Наталья Рубанова. Карлсон, танцующий фламенко
Опубликовано в журнале Урал, номер 1, 2021
Маска, танцующая танго. Карлсон, танцующий фламенко: Новеллы. — «Лимбус Пресс», 2021. — Авторская серия «Тёмные аллеи, XXI век».
Это стихотворение Ахматовой обычно цитируют начиная со второй строфы. А первую, как ребенка вместе с водой, выплескивают. И совершенно напрасно:
Мне ни к чему одические рати
И прелесть элегических затей.
По мне, в стихах все быть должно некстати,
Не так, как у людей…
У Натальи Рубановой в новой книге «Карлсон, танцующий фламенко» тоже все некстати. «Тритоны», «гендеры» и вдобавок Иосиф Райхельгауз со стаканчиком вина или виски возле камина: да, режиссер московского театра «Школа современной пьесы» написал предисловие к этому сборнику новелл и предлагает читать их в сопровождении элегантных напитков.
Хорошая проза всегда некстати, не вовремя: неактуальна, маргинальна. Одну из книг, автором-составителем которой была Рубанова, и вовсе сожгли: называлась она «Я в Лиссабоне. Не одна»1, но это уже другая история. Лишь упоминание музыкального прошлого, а Наталья когда-то окончила в том числе музыкальное училище, призвано как-то упорядочить весь этот «сумбур вместо музыки».
Чадо, когда рождается, орет; музыка в этой книге начинается с хаоса — барыня, токката, пентатоника и так далее. Такое ощущение, что перед началом концерта первая скрипка, давшая ноту ля, взорвала тишину концертного зала. Но потом выходит дирижер, стучит палочкой по пюпитру — тишина!
Начали…
«Слышны тихие шаги за спиной, слышен стук в дверцу анимы: немного страшно впускать и х жить — ведь, когда живы о н и, автора не существует». Правильно, автор исчез, испарился: теперь только буквы, запятые, нотный стан, герои, антигерои и статисты, толпящиеся в содержании и готовые выбежать на сцену сразу все вместе. Сыграем же небольшой пролог.
Мое знакомство с прозой Рубановой началось сто лет тому назад в «Юности». Когда она опубликовала там свой роман(с) «Сперматозоиды» и стала лауреатом Премии имени Катаева, стало понятно: на литературном горизонте — автор, с которым скучно не будет. Позже она удостаивалась премий «Нонконформизм» и «Бежин луг» (Тургеневская). А теперь вот ее новая книга вышла в санкт-петербургском издательстве «Лимбус Пресс», после семилетнего перерыва (роман «Сперматозоиды» появился у Рубановой в «Эксмо» в 2013-м, в серии «Лауреаты литературных премий»: то есть без премии журнала «Юность» не издали б тогда: вот она, проза писательской жизни!). Новая же книга короткой прозы «Карлсон, танцующий фламенко», вышедшая при участии Союза российских писателей, — пятая по счету, хотя этих самых книг у Рубановой могло бы быть и больше как минимум на три… а то и на четыре, полюби вдруг ее необычный стиль редакторы современной «интеллектуальной» отечественной прозы. Редакторы, заточенные, кто бы что ни говорил, на сегмент «масс-маркет».

УСЛОВИЕ ЗАДАЧИ
Перечислите все премии, которые, согласно рецензии, получала Наталья Рубанова. Приведённые далее данные взяты из другого источника.

[Записи из набора данных]
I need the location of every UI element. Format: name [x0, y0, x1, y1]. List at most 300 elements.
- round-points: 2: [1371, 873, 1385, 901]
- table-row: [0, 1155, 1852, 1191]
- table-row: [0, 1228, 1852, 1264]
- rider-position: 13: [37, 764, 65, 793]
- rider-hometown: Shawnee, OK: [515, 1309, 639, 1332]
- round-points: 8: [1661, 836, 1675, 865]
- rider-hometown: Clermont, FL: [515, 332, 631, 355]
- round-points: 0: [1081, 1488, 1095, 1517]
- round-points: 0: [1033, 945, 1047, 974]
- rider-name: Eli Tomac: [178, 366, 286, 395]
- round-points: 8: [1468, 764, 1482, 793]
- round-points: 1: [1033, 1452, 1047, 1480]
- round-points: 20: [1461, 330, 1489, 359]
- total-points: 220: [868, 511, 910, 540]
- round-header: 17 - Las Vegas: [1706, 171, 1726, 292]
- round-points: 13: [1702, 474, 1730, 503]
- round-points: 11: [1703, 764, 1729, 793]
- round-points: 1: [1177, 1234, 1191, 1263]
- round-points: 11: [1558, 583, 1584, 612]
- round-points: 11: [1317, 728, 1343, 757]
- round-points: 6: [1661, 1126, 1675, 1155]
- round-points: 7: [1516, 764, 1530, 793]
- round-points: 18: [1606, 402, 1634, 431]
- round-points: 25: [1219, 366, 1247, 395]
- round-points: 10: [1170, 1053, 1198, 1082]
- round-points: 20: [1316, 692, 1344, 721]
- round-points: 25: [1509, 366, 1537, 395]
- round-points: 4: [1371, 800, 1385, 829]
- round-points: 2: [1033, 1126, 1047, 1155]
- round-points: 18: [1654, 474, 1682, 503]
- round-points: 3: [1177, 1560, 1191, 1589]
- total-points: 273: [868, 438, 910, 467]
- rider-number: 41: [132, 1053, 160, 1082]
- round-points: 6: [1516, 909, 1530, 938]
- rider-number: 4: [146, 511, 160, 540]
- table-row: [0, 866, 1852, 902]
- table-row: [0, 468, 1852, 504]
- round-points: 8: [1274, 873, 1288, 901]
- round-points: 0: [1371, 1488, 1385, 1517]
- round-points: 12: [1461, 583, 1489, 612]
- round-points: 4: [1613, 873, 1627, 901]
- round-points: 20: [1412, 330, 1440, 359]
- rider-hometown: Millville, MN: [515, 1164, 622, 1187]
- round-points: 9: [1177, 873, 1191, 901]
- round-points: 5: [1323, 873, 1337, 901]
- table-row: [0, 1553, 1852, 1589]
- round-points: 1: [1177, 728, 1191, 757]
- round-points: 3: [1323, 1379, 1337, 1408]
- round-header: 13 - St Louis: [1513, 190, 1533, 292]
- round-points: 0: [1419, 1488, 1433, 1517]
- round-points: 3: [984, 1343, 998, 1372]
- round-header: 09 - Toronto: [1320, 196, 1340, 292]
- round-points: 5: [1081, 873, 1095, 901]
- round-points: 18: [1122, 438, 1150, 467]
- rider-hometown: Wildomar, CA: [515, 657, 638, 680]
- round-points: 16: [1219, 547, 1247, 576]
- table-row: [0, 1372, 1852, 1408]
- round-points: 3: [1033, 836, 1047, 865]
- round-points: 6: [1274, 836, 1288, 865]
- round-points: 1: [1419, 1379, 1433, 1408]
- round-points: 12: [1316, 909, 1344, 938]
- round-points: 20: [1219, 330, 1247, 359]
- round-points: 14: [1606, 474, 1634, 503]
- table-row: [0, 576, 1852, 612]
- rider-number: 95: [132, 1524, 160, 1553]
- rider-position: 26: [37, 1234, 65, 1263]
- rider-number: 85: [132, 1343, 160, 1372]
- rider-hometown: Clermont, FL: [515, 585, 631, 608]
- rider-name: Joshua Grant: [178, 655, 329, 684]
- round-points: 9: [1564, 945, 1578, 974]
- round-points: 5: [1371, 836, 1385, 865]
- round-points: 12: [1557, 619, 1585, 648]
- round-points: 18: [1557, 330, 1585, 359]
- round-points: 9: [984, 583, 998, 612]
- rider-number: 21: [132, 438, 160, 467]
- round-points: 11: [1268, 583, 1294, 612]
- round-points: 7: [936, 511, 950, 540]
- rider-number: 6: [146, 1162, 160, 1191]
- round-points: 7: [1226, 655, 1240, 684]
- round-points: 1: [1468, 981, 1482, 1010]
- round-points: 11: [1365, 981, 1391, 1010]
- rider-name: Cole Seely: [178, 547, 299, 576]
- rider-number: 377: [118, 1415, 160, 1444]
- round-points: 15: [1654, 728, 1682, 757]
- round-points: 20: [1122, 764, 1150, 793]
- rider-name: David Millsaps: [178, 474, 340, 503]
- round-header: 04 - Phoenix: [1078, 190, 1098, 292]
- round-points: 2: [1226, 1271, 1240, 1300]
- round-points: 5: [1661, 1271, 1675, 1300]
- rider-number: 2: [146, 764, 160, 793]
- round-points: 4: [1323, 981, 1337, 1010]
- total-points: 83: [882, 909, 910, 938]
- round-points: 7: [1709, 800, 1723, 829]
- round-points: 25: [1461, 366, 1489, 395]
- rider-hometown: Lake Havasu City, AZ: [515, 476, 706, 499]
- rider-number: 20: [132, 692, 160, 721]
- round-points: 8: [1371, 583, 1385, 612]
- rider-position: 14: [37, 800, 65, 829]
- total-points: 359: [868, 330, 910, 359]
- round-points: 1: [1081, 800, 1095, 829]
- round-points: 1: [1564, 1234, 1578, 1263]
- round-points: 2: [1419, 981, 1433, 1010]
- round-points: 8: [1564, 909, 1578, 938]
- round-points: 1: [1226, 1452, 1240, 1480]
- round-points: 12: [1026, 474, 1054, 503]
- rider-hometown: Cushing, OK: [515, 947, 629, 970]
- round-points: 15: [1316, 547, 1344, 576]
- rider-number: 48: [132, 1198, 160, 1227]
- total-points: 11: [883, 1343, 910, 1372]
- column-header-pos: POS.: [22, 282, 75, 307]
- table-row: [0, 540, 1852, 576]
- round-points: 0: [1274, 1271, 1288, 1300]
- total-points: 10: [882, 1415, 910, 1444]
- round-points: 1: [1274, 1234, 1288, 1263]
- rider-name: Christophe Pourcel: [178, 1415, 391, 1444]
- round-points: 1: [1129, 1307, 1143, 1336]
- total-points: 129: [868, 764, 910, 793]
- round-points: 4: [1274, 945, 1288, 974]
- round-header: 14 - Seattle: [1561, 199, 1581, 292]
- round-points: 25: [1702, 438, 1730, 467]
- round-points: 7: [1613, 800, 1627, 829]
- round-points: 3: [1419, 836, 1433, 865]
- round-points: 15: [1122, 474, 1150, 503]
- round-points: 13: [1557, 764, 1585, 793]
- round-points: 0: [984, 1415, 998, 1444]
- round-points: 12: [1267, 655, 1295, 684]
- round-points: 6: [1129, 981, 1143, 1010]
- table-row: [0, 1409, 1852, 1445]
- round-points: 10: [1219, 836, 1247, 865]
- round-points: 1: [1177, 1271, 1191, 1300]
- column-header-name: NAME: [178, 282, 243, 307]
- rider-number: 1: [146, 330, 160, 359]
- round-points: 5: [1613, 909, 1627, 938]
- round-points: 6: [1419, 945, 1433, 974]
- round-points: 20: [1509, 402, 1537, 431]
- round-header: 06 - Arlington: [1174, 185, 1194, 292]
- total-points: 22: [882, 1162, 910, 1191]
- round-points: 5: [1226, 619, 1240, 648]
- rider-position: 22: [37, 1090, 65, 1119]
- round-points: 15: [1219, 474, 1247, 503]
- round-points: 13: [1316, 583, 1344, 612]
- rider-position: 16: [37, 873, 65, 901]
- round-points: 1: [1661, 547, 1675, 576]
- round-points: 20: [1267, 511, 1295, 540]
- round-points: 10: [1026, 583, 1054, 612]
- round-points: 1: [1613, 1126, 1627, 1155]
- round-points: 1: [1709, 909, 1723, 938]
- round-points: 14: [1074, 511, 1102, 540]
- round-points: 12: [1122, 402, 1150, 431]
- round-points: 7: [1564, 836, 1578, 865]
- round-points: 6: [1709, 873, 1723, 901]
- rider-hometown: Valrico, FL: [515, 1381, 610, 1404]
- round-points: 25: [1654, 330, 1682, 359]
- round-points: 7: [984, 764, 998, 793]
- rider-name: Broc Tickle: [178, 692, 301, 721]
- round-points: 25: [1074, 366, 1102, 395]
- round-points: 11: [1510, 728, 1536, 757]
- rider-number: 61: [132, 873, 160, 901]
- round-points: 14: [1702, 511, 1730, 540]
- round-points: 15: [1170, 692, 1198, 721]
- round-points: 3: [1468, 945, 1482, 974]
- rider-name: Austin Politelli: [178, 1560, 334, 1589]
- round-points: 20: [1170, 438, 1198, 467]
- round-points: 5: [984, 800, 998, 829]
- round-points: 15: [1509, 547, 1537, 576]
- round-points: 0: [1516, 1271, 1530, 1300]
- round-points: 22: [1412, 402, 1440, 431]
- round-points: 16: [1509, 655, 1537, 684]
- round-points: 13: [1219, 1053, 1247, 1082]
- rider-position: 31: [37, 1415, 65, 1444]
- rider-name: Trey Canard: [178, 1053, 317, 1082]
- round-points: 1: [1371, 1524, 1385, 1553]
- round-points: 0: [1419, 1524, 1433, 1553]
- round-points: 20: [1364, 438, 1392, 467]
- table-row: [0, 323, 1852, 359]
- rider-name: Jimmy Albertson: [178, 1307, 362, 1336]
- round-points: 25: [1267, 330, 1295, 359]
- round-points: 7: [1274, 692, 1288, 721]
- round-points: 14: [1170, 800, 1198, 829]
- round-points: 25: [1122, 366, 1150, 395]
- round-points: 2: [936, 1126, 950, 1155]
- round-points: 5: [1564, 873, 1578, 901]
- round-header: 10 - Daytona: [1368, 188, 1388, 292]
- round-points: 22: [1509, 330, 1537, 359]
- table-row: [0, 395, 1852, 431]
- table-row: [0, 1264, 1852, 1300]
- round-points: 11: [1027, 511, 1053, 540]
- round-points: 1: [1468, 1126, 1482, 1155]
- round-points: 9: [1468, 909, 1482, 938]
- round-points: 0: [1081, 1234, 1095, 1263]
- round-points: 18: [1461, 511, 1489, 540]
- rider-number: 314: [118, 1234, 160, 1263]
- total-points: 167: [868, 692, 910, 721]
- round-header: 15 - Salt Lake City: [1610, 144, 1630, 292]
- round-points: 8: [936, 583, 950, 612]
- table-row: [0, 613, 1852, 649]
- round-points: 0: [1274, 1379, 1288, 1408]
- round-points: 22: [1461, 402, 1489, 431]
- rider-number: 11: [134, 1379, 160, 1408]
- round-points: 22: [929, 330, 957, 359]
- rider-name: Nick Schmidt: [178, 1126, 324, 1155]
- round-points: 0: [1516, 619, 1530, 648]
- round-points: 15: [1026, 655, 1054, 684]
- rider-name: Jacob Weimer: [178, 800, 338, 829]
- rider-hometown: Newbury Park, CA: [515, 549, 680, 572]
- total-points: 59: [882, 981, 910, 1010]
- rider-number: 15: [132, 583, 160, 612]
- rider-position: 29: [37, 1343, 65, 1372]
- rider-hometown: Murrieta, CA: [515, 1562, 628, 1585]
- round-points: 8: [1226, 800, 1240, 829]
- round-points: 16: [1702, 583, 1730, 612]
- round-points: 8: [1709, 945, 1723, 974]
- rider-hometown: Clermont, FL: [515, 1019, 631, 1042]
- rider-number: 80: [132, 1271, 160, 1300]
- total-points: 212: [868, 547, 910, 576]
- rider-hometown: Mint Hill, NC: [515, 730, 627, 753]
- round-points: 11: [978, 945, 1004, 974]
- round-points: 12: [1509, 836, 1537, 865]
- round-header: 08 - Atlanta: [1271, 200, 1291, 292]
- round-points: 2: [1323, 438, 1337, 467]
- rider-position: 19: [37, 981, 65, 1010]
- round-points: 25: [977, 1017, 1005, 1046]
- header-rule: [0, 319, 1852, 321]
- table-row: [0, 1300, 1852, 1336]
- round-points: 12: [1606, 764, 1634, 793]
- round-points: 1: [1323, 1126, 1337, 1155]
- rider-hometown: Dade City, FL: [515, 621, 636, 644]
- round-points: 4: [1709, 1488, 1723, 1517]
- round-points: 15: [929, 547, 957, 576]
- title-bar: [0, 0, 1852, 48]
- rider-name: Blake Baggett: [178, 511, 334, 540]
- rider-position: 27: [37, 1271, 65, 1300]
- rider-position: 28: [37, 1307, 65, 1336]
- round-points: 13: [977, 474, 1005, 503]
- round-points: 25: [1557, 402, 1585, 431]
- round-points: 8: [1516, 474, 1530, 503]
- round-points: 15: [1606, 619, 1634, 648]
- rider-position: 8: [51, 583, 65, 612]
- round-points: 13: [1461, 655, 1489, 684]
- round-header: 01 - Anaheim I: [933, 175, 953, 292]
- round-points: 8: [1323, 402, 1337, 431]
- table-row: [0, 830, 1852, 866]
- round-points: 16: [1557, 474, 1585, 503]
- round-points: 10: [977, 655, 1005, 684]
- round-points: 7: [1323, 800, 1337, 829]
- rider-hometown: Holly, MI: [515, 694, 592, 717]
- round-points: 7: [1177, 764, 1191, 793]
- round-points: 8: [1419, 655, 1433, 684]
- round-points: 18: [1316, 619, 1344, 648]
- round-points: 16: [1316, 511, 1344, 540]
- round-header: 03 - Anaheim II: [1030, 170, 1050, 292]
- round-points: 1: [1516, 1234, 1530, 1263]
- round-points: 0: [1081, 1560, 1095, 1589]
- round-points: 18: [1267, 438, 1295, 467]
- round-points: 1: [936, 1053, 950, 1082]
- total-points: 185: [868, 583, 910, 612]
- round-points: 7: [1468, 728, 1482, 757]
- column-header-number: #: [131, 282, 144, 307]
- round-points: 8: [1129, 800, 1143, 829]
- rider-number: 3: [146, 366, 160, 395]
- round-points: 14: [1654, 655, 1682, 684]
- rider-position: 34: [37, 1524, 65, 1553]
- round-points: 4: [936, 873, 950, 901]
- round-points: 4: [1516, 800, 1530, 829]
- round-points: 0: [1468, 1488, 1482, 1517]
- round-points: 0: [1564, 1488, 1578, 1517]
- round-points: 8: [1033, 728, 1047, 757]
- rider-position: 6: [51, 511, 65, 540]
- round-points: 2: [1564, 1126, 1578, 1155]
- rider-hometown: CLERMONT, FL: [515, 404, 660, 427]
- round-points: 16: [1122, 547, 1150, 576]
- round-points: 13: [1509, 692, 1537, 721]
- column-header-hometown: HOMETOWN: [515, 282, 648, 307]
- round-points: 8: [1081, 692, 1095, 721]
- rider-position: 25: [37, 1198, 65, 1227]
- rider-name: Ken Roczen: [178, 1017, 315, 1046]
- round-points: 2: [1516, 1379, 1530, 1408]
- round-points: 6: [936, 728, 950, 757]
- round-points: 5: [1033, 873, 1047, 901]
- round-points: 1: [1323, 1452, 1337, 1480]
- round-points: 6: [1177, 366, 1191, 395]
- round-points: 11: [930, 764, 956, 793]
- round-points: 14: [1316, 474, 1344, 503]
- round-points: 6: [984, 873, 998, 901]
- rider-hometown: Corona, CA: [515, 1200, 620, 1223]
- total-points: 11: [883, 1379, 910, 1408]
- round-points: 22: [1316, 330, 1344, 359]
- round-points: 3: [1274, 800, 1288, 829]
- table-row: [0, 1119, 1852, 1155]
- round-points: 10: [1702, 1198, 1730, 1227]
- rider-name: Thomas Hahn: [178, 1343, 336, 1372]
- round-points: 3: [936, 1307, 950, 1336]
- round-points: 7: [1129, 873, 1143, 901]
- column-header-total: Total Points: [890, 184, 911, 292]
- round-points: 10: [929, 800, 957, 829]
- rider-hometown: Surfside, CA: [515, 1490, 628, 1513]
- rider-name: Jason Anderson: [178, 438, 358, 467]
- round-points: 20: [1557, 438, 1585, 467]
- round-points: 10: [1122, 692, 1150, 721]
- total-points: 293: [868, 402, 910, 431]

ИТОГОВЫЙ ОТВЕТ
Премия имени Катаева, «Нонконформизм», «Бежин луг» (Тургеневская).